-- WHAT IS EXPECTED --
Give the lines from the beginning of the material through the line that contains "Circle shape [120,394,130,405]", inclusive, as a JSON list of strings with one string per line and no blank lines.

[start]

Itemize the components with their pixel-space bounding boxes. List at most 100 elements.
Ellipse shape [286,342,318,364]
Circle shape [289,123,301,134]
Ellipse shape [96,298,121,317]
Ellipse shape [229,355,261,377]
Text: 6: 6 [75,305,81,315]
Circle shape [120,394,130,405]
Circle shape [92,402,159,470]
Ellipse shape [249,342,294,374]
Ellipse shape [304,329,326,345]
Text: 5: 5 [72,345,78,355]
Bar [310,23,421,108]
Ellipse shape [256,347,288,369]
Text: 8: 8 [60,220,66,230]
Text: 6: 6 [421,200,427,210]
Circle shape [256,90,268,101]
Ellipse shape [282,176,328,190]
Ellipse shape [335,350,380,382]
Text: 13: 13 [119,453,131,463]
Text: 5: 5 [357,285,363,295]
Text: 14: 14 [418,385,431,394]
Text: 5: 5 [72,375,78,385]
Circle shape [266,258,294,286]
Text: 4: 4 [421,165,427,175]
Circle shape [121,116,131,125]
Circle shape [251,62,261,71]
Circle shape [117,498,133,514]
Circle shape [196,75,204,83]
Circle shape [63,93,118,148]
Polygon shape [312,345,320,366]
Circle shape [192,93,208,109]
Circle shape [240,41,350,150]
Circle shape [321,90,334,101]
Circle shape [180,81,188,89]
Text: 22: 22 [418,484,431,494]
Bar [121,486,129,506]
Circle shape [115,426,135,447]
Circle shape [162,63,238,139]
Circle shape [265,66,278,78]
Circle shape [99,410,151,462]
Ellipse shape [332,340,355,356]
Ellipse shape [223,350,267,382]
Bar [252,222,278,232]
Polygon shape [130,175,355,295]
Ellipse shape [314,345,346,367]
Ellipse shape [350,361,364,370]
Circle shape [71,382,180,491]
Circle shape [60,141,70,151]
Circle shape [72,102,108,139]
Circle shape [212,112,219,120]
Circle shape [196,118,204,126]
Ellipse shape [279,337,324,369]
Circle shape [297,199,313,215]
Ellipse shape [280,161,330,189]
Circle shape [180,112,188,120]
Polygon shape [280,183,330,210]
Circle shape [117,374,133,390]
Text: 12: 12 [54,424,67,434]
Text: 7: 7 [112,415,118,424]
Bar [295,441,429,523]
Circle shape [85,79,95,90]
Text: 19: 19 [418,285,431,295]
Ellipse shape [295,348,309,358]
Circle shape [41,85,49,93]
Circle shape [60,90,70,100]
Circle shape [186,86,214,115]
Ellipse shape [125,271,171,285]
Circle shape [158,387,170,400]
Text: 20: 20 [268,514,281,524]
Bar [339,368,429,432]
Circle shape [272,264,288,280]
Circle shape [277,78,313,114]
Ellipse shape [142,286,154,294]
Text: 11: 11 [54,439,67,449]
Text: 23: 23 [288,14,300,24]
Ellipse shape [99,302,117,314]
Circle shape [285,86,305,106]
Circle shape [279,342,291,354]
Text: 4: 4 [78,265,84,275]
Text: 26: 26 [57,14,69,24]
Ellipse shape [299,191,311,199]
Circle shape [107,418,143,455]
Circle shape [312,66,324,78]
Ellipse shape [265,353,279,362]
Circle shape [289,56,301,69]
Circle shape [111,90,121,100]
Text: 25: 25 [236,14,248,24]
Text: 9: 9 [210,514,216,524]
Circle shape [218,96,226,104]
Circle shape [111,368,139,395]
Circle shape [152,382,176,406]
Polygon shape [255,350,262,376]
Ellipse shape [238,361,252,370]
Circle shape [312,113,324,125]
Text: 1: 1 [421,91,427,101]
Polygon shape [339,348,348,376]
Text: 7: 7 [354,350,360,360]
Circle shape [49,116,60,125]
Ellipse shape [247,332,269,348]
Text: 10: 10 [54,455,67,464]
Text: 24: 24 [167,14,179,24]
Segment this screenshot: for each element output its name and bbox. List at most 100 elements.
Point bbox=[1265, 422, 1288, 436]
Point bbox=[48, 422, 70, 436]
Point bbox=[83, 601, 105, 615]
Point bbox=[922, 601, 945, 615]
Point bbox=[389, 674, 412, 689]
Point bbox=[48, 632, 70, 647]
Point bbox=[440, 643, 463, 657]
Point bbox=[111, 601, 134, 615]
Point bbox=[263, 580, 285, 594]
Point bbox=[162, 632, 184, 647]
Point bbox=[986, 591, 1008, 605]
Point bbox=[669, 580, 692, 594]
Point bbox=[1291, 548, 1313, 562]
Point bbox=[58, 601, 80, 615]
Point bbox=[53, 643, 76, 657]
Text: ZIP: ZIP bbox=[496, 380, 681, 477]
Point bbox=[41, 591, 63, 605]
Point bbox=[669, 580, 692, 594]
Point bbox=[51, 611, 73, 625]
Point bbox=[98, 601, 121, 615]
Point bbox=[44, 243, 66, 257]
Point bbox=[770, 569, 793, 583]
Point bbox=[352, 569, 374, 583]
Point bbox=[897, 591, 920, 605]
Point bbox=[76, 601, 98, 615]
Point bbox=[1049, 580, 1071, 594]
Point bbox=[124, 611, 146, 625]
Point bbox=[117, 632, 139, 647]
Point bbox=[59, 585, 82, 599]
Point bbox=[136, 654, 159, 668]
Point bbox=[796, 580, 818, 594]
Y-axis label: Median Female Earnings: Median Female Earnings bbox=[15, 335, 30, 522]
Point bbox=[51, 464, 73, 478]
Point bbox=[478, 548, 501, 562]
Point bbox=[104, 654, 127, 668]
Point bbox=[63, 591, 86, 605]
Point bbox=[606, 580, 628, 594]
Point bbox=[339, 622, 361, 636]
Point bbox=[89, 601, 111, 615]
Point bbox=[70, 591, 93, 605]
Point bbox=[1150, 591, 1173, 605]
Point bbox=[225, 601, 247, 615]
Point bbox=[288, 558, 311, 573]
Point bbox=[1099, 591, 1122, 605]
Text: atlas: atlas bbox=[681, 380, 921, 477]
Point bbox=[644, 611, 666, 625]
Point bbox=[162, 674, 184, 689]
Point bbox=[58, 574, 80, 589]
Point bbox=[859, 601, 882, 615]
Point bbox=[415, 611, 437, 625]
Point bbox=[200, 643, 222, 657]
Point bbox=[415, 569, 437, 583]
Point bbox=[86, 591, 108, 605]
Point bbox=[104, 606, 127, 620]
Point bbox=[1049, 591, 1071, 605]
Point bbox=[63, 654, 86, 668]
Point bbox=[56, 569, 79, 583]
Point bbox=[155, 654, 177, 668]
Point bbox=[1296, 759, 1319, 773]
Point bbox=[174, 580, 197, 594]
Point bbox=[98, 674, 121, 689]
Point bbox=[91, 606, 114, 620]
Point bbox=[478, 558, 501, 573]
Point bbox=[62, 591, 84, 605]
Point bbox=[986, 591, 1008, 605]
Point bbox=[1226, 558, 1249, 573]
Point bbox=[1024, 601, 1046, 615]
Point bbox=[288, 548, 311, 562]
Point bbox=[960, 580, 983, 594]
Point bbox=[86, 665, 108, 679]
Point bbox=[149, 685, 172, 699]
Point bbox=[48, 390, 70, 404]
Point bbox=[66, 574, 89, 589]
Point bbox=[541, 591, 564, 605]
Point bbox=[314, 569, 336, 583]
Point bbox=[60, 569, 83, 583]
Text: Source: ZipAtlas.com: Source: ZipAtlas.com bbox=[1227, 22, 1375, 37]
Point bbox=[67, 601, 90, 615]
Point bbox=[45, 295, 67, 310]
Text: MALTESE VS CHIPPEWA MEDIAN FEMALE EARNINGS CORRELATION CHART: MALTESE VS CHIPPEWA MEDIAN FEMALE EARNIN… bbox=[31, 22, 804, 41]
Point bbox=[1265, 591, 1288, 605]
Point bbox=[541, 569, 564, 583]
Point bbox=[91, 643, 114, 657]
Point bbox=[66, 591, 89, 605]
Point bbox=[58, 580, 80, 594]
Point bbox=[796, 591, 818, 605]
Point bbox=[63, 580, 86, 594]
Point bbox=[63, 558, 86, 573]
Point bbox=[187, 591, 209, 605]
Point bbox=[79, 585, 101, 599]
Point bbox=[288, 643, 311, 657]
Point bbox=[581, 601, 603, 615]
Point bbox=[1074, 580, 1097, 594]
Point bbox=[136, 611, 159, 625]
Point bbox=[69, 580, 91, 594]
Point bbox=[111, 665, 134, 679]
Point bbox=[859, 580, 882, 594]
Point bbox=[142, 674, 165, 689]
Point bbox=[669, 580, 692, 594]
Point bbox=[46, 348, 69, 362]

[end]

-- ANSWER TO THIS TASK --
[
  "Itemize the components with their pixel-space bounding boxes. List at most 100 elements.",
  "Ellipse shape [286,342,318,364]",
  "Circle shape [289,123,301,134]",
  "Ellipse shape [96,298,121,317]",
  "Ellipse shape [229,355,261,377]",
  "Text: 6: 6 [75,305,81,315]",
  "Circle shape [120,394,130,405]"
]